Extracted records:
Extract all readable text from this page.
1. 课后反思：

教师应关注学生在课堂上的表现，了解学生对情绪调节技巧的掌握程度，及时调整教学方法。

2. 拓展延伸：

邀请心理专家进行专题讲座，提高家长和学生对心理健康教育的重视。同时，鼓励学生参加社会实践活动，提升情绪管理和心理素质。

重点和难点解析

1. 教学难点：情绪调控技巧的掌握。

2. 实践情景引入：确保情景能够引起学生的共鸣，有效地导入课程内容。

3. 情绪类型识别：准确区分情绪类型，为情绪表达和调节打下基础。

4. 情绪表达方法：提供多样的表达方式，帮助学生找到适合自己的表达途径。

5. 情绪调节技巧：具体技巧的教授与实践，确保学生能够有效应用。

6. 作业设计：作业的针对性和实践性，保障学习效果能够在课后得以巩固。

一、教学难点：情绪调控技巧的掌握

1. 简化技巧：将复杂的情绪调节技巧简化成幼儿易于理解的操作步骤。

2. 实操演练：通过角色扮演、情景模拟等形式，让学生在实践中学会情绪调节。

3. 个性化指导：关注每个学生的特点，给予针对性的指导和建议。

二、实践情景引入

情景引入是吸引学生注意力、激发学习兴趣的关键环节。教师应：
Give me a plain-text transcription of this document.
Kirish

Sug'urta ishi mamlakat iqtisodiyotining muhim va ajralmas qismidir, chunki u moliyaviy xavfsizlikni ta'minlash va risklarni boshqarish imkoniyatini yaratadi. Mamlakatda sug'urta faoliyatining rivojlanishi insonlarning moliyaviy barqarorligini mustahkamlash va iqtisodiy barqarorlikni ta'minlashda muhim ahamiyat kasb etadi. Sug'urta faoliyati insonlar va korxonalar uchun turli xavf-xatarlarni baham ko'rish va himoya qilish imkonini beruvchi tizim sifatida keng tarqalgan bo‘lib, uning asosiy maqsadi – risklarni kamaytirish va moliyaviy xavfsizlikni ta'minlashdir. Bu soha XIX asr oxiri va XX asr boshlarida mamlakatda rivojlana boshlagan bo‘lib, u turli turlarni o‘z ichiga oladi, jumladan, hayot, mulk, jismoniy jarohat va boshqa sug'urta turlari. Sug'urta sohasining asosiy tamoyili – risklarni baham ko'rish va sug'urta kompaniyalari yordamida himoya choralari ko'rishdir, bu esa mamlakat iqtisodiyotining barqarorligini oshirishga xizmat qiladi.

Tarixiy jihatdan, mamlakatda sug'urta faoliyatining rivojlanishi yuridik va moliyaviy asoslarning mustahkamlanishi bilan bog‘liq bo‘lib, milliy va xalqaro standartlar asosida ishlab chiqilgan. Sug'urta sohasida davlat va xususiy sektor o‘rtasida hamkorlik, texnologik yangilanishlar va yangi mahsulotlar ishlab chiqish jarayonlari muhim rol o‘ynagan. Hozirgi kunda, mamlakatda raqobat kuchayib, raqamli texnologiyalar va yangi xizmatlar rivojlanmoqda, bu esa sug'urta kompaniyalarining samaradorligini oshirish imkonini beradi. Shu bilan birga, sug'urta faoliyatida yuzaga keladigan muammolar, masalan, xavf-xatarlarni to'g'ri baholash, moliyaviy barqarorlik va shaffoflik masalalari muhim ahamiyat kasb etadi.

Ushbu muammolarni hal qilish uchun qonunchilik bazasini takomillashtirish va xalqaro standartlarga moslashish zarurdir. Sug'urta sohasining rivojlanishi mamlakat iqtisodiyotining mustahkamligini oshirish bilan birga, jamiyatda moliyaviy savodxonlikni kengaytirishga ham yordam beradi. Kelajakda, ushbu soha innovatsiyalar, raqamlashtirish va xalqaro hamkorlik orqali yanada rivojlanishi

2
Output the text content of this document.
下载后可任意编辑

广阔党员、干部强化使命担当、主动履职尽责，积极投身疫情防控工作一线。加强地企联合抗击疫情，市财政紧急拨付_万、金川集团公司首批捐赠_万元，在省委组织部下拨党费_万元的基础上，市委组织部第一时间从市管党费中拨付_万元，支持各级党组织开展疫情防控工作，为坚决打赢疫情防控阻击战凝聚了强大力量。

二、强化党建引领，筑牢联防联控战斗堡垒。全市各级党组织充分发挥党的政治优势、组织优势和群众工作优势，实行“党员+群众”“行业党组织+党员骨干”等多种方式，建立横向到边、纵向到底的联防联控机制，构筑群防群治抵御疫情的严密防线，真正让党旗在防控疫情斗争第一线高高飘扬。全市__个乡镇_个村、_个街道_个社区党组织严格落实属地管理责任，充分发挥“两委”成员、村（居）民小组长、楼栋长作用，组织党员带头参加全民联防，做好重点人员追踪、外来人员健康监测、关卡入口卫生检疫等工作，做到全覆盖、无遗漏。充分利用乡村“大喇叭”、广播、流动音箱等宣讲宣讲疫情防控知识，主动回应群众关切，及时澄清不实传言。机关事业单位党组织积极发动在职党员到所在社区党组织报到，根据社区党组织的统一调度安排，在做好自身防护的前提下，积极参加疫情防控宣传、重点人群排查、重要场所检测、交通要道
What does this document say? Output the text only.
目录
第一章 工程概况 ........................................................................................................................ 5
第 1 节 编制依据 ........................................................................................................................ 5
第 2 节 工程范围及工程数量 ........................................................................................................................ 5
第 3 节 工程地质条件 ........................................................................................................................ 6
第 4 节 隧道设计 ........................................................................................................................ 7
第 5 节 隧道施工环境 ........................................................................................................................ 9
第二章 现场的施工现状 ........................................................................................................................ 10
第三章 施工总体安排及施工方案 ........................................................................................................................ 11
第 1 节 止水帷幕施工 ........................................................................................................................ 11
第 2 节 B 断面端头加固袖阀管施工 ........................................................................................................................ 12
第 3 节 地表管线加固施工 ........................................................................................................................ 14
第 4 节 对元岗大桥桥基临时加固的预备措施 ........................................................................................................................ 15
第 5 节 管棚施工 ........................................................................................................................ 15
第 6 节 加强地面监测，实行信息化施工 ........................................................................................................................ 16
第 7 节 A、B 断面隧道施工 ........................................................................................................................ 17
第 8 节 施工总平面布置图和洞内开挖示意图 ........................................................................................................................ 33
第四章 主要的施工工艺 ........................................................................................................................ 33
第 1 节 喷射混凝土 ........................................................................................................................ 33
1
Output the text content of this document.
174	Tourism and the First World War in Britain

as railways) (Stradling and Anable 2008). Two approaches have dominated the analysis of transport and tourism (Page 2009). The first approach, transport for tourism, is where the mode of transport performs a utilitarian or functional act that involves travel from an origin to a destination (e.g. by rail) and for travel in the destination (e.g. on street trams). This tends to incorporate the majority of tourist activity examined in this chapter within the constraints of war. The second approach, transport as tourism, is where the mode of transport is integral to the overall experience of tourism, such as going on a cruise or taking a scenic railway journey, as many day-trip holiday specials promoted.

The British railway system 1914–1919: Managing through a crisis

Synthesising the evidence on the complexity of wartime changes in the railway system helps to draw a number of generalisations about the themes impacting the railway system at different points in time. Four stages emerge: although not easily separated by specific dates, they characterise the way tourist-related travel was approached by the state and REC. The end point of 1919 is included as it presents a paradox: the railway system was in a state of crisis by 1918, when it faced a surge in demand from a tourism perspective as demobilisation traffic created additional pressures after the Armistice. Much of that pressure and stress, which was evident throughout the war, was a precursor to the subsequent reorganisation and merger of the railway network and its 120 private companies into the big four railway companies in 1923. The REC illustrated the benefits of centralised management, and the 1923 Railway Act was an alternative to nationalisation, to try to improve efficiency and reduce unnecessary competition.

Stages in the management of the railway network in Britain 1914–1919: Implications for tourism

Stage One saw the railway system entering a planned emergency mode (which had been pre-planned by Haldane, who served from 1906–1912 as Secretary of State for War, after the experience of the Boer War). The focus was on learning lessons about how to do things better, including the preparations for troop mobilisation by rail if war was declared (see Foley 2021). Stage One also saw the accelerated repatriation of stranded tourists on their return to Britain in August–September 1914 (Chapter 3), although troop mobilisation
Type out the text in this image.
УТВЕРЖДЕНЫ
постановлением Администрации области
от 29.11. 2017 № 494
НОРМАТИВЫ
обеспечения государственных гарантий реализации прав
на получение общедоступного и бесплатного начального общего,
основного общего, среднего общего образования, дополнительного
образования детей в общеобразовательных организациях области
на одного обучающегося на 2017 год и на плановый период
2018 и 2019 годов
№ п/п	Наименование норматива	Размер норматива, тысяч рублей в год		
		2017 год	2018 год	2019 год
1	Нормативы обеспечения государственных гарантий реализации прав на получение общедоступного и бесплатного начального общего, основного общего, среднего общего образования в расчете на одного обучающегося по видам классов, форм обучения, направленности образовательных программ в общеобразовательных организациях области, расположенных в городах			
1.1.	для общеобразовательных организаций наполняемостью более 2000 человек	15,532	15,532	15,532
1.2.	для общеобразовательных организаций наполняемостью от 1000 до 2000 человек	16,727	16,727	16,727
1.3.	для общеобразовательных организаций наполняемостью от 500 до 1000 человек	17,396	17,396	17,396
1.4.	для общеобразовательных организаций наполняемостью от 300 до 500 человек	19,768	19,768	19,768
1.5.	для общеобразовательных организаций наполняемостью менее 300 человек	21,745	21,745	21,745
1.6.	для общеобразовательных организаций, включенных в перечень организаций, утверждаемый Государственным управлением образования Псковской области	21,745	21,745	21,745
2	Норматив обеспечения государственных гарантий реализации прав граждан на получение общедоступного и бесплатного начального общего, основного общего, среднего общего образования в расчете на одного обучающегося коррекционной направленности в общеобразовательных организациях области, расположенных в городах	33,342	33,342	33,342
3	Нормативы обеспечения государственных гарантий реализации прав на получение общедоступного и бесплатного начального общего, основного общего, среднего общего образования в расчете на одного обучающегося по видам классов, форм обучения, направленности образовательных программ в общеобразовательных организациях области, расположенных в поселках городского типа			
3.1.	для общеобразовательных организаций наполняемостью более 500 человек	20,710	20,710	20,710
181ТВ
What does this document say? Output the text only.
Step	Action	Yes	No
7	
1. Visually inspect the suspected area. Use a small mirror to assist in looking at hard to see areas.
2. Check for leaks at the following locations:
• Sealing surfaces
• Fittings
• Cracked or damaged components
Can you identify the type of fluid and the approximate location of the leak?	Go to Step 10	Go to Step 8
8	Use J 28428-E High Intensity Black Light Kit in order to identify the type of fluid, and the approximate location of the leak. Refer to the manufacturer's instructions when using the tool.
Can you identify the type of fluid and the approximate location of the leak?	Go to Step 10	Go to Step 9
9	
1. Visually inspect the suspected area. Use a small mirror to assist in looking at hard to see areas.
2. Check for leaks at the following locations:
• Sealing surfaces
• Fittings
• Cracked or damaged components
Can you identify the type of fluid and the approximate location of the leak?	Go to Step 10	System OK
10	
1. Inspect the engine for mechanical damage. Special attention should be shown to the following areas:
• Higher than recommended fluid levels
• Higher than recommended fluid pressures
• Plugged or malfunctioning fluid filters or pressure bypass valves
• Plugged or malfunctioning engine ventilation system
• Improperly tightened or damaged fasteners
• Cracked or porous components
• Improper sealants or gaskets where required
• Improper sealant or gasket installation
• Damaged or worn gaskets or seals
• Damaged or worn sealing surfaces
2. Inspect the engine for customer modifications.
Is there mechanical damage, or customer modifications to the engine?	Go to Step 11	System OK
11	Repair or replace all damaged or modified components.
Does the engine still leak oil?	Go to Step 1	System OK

## Goal
In the records above, collect each line with "наполняемостью".

## Result of this task
1.1.	для общеобразовательных организаций наполняемостью более 2000 человек	15,532	15,532	15,532
1.2.	для общеобразовательных организаций наполняемостью от 1000 до 2000 человек	16,727	16,727	16,727
1.3.	для общеобразовательных организаций наполняемостью от 500 до 1000 человек	17,396	17,396	17,396
1.4.	для общеобразовательных организаций наполняемостью от 300 до 500 человек	19,768	19,768	19,768
1.5.	для общеобразовательных организаций наполняемостью менее 300 человек	21,745	21,745	21,745
3.1.	для общеобразовательных организаций наполняемостью более 500 человек	20,710	20,710	20,710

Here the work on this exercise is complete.